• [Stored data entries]
● ● ● ●
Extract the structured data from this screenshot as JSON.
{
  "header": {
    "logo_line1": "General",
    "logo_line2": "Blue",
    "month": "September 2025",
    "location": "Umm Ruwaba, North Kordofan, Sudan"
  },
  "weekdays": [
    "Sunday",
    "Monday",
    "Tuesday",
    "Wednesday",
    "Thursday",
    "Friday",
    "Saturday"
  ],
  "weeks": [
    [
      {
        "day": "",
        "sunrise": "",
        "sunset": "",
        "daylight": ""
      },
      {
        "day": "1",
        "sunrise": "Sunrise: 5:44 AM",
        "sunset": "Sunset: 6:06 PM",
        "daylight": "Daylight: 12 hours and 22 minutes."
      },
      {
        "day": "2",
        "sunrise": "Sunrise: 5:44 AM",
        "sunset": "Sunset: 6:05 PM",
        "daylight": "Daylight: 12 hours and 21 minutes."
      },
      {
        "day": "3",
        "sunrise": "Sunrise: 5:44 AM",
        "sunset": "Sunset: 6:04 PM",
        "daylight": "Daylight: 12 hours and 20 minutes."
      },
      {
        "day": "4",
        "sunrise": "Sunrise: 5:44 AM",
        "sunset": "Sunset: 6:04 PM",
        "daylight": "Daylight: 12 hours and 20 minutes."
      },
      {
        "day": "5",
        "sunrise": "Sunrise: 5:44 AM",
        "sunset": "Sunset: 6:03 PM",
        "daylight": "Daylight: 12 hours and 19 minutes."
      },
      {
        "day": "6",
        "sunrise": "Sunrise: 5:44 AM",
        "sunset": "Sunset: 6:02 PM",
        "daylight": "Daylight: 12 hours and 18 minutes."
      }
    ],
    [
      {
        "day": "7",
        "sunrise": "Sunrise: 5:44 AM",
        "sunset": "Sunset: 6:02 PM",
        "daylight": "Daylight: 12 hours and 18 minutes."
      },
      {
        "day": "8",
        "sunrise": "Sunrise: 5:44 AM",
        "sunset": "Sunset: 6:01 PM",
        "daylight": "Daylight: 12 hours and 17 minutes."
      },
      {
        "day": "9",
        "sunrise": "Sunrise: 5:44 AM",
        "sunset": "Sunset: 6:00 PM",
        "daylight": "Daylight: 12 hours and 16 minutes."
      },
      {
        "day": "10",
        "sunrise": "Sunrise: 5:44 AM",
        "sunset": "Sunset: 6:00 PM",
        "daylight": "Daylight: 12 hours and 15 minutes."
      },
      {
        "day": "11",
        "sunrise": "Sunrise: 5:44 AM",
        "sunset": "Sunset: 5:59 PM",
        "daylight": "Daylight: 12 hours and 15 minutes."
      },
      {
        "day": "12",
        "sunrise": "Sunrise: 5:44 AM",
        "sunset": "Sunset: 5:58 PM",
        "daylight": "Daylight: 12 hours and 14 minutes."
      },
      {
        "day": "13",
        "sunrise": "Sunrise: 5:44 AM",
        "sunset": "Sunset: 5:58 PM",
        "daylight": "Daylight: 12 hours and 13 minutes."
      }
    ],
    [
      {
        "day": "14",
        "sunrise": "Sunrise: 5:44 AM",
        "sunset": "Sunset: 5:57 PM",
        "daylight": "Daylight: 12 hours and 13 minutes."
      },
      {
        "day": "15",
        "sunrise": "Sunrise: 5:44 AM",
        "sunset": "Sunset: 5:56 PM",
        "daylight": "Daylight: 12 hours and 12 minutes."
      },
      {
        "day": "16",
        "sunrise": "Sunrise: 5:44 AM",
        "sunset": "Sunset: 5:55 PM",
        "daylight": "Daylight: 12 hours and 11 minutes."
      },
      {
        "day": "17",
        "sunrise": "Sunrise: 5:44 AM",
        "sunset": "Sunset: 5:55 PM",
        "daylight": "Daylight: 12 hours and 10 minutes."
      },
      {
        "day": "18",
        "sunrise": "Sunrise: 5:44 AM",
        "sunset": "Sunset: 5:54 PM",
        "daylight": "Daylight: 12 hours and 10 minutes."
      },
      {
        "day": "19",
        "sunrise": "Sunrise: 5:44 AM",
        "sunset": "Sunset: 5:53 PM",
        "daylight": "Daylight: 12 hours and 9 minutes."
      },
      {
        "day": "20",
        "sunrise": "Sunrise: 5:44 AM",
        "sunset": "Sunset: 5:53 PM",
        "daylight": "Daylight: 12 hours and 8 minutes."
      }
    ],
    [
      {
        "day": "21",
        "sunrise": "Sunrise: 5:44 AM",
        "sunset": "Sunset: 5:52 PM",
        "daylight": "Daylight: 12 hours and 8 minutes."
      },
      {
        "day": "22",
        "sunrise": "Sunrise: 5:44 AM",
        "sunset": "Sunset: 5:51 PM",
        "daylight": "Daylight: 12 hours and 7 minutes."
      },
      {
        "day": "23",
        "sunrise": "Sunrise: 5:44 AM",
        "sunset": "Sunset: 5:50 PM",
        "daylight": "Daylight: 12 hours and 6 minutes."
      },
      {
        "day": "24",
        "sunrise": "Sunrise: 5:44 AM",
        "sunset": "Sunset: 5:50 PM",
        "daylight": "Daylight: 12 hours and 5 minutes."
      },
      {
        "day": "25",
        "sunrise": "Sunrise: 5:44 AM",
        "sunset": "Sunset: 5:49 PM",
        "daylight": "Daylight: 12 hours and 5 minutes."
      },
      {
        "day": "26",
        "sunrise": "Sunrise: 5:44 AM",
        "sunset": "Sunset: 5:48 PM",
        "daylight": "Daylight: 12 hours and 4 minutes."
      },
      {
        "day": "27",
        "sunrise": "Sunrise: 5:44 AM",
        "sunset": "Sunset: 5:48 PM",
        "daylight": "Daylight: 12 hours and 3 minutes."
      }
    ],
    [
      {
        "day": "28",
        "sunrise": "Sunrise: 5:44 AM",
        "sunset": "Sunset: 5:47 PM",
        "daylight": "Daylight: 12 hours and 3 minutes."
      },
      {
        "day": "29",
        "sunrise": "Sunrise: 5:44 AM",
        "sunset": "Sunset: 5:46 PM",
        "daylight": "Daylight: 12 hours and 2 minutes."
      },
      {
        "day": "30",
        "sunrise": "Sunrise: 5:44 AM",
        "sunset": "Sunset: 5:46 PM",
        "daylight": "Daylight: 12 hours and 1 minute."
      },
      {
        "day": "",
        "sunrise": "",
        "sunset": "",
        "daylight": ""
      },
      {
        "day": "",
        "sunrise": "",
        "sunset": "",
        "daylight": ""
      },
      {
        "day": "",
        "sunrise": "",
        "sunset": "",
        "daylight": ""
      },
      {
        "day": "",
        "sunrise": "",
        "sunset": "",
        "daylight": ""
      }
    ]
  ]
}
● ● ● ●
• [BRIEF]
Reproduce every entry shown above, precisely as it stands.

• [WRITTEN RESPONSE]
Extract the structured data from this screenshot as JSON.
{
  "header": {
    "logo_line1": "General",
    "logo_line2": "Blue",
    "month": "September 2025",
    "location": "Umm Ruwaba, North Kordofan, Sudan"
  },
  "weekdays": [
    "Sunday",
    "Monday",
    "Tuesday",
    "Wednesday",
    "Thursday",
    "Friday",
    "Saturday"
  ],
  "weeks": [
    [
      {
        "day": "",
        "sunrise": "",
        "sunset": "",
        "daylight": ""
      },
      {
        "day": "1",
        "sunrise": "Sunrise: 5:44 AM",
        "sunset": "Sunset: 6:06 PM",
        "daylight": "Daylight: 12 hours and 22 minutes."
      },
      {
        "day": "2",
        "sunrise": "Sunrise: 5:44 AM",
        "sunset": "Sunset: 6:05 PM",
        "daylight": "Daylight: 12 hours and 21 minutes."
      },
      {
        "day": "3",
        "sunrise": "Sunrise: 5:44 AM",
        "sunset": "Sunset: 6:04 PM",
        "daylight": "Daylight: 12 hours and 20 minutes."
      },
      {
        "day": "4",
        "sunrise": "Sunrise: 5:44 AM",
        "sunset": "Sunset: 6:04 PM",
        "daylight": "Daylight: 12 hours and 20 minutes."
      },
      {
        "day": "5",
        "sunrise": "Sunrise: 5:44 AM",
        "sunset": "Sunset: 6:03 PM",
        "daylight": "Daylight: 12 hours and 19 minutes."
      },
      {
        "day": "6",
        "sunrise": "Sunrise: 5:44 AM",
        "sunset": "Sunset: 6:02 PM",
        "daylight": "Daylight: 12 hours and 18 minutes."
      }
    ],
    [
      {
        "day": "7",
        "sunrise": "Sunrise: 5:44 AM",
        "sunset": "Sunset: 6:02 PM",
        "daylight": "Daylight: 12 hours and 18 minutes."
      },
      {
        "day": "8",
        "sunrise": "Sunrise: 5:44 AM",
        "sunset": "Sunset: 6:01 PM",
        "daylight": "Daylight: 12 hours and 17 minutes."
      },
      {
        "day": "9",
        "sunrise": "Sunrise: 5:44 AM",
        "sunset": "Sunset: 6:00 PM",
        "daylight": "Daylight: 12 hours and 16 minutes."
      },
      {
        "day": "10",
        "sunrise": "Sunrise: 5:44 AM",
        "sunset": "Sunset: 6:00 PM",
        "daylight": "Daylight: 12 hours and 15 minutes."
      },
      {
        "day": "11",
        "sunrise": "Sunrise: 5:44 AM",
        "sunset": "Sunset: 5:59 PM",
        "daylight": "Daylight: 12 hours and 15 minutes."
      },
      {
        "day": "12",
        "sunrise": "Sunrise: 5:44 AM",
        "sunset": "Sunset: 5:58 PM",
        "daylight": "Daylight: 12 hours and 14 minutes."
      },
      {
        "day": "13",
        "sunrise": "Sunrise: 5:44 AM",
        "sunset": "Sunset: 5:58 PM",
        "daylight": "Daylight: 12 hours and 13 minutes."
      }
    ],
    [
      {
        "day": "14",
        "sunrise": "Sunrise: 5:44 AM",
        "sunset": "Sunset: 5:57 PM",
        "daylight": "Daylight: 12 hours and 13 minutes."
      },
      {
        "day": "15",
        "sunrise": "Sunrise: 5:44 AM",
        "sunset": "Sunset: 5:56 PM",
        "daylight": "Daylight: 12 hours and 12 minutes."
      },
      {
        "day": "16",
        "sunrise": "Sunrise: 5:44 AM",
        "sunset": "Sunset: 5:55 PM",
        "daylight": "Daylight: 12 hours and 11 minutes."
      },
      {
        "day": "17",
        "sunrise": "Sunrise: 5:44 AM",
        "sunset": "Sunset: 5:55 PM",
        "daylight": "Daylight: 12 hours and 10 minutes."
      },
      {
        "day": "18",
        "sunrise": "Sunrise: 5:44 AM",
        "sunset": "Sunset: 5:54 PM",
        "daylight": "Daylight: 12 hours and 10 minutes."
      },
      {
        "day": "19",
        "sunrise": "Sunrise: 5:44 AM",
        "sunset": "Sunset: 5:53 PM",
        "daylight": "Daylight: 12 hours and 9 minutes."
      },
      {
        "day": "20",
        "sunrise": "Sunrise: 5:44 AM",
        "sunset": "Sunset: 5:53 PM",
        "daylight": "Daylight: 12 hours and 8 minutes."
      }
    ],
    [
      {
        "day": "21",
        "sunrise": "Sunrise: 5:44 AM",
        "sunset": "Sunset: 5:52 PM",
        "daylight": "Daylight: 12 hours and 8 minutes."
      },
      {
        "day": "22",
        "sunrise": "Sunrise: 5:44 AM",
        "sunset": "Sunset: 5:51 PM",
        "daylight": "Daylight: 12 hours and 7 minutes."
      },
      {
        "day": "23",
        "sunrise": "Sunrise: 5:44 AM",
        "sunset": "Sunset: 5:50 PM",
        "daylight": "Daylight: 12 hours and 6 minutes."
      },
      {
        "day": "24",
        "sunrise": "Sunrise: 5:44 AM",
        "sunset": "Sunset: 5:50 PM",
        "daylight": "Daylight: 12 hours and 5 minutes."
      },
      {
        "day": "25",
        "sunrise": "Sunrise: 5:44 AM",
        "sunset": "Sunset: 5:49 PM",
        "daylight": "Daylight: 12 hours and 5 minutes."
      },
      {
        "day": "26",
        "sunrise": "Sunrise: 5:44 AM",
        "sunset": "Sunset: 5:48 PM",
        "daylight": "Daylight: 12 hours and 4 minutes."
      },
      {
        "day": "27",
        "sunrise": "Sunrise: 5:44 AM",
        "sunset": "Sunset: 5:48 PM",
        "daylight": "Daylight: 12 hours and 3 minutes."
      }
    ],
    [
      {
        "day": "28",
        "sunrise": "Sunrise: 5:44 AM",
        "sunset": "Sunset: 5:47 PM",
        "daylight": "Daylight: 12 hours and 3 minutes."
      },
      {
        "day": "29",
        "sunrise": "Sunrise: 5:44 AM",
        "sunset": "Sunset: 5:46 PM",
        "daylight": "Daylight: 12 hours and 2 minutes."
      },
      {
        "day": "30",
        "sunrise": "Sunrise: 5:44 AM",
        "sunset": "Sunset: 5:46 PM",
        "daylight": "Daylight: 12 hours and 1 minute."
      },
      {
        "day": "",
        "sunrise": "",
        "sunset": "",
        "daylight": ""
      },
      {
        "day": "",
        "sunrise": "",
        "sunset": "",
        "daylight": ""
      },
      {
        "day": "",
        "sunrise": "",
        "sunset": "",
        "daylight": ""
      },
      {
        "day": "",
        "sunrise": "",
        "sunset": "",
        "daylight": ""
      }
    ]
  ]
}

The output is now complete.